▶ **AIM OF THE TASK**
Reproduce every entry exactly and leave its pictures out.
:: GIVEN ENTRIES
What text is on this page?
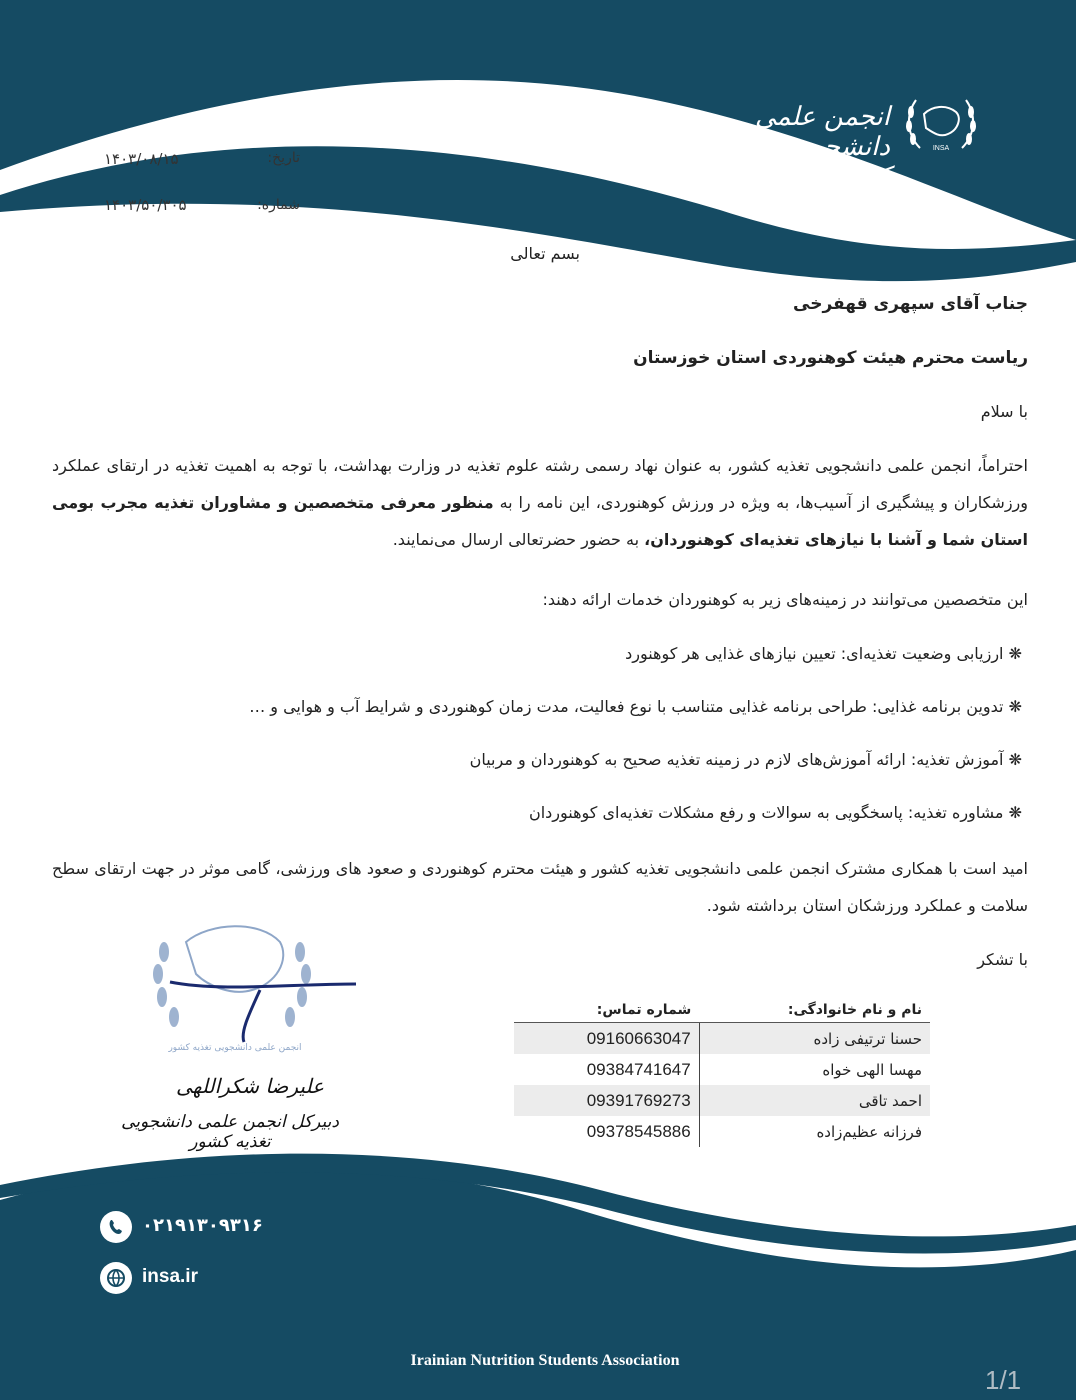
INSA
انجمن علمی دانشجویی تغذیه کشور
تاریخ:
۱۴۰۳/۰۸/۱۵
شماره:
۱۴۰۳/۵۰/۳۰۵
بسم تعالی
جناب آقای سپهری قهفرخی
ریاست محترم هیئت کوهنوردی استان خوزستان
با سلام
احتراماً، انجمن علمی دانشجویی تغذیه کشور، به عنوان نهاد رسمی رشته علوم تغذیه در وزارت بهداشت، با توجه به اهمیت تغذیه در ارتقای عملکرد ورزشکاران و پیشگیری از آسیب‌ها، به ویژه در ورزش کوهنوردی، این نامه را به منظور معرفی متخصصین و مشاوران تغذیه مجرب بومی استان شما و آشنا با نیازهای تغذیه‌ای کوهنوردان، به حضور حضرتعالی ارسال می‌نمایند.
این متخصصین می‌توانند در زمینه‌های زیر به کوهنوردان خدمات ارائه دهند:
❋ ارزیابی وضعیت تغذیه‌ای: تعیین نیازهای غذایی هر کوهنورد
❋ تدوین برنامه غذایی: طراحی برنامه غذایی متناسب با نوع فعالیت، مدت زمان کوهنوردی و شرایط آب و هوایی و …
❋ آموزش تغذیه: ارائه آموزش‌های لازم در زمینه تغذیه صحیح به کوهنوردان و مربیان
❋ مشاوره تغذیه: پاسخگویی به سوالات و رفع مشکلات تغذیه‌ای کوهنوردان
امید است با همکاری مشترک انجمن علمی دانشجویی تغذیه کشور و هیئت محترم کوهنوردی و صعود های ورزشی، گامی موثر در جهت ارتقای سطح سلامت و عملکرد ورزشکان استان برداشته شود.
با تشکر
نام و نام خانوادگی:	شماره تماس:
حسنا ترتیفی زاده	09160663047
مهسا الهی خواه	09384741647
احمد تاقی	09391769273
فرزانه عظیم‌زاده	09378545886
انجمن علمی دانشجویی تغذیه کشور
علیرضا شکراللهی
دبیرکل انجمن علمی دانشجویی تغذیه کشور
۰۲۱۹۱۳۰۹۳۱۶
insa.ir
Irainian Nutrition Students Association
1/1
::::
▶ **WRITTEN ANSWER**
What text is on this page?
INSA
انجمن علمی دانشجویی تغذیه کشور
تاریخ:
۱۴۰۳/۰۸/۱۵
شماره:
۱۴۰۳/۵۰/۳۰۵
بسم تعالی
جناب آقای سپهری قهفرخی
ریاست محترم هیئت کوهنوردی استان خوزستان
با سلام
احتراماً، انجمن علمی دانشجویی تغذیه کشور، به عنوان نهاد رسمی رشته علوم تغذیه در وزارت بهداشت، با توجه به اهمیت تغذیه در ارتقای عملکرد ورزشکاران و پیشگیری از آسیب‌ها، به ویژه در ورزش کوهنوردی، این نامه را به منظور معرفی متخصصین و مشاوران تغذیه مجرب بومی استان شما و آشنا با نیازهای تغذیه‌ای کوهنوردان، به حضور حضرتعالی ارسال می‌نمایند.
این متخصصین می‌توانند در زمینه‌های زیر به کوهنوردان خدمات ارائه دهند:
❋ ارزیابی وضعیت تغذیه‌ای: تعیین نیازهای غذایی هر کوهنورد
❋ تدوین برنامه غذایی: طراحی برنامه غذایی متناسب با نوع فعالیت، مدت زمان کوهنوردی و شرایط آب و هوایی و …
❋ آموزش تغذیه: ارائه آموزش‌های لازم در زمینه تغذیه صحیح به کوهنوردان و مربیان
❋ مشاوره تغذیه: پاسخگویی به سوالات و رفع مشکلات تغذیه‌ای کوهنوردان
امید است با همکاری مشترک انجمن علمی دانشجویی تغذیه کشور و هیئت محترم کوهنوردی و صعود های ورزشی، گامی موثر در جهت ارتقای سطح سلامت و عملکرد ورزشکان استان برداشته شود.
با تشکر
نام و نام خانوادگی:	شماره تماس:
حسنا ترتیفی زاده	09160663047
مهسا الهی خواه	09384741647
احمد تاقی	09391769273
فرزانه عظیم‌زاده	09378545886
انجمن علمی دانشجویی تغذیه کشور
علیرضا شکراللهی
دبیرکل انجمن علمی دانشجویی تغذیه کشور
۰۲۱۹۱۳۰۹۳۱۶
insa.ir
Irainian Nutrition Students Association
1/1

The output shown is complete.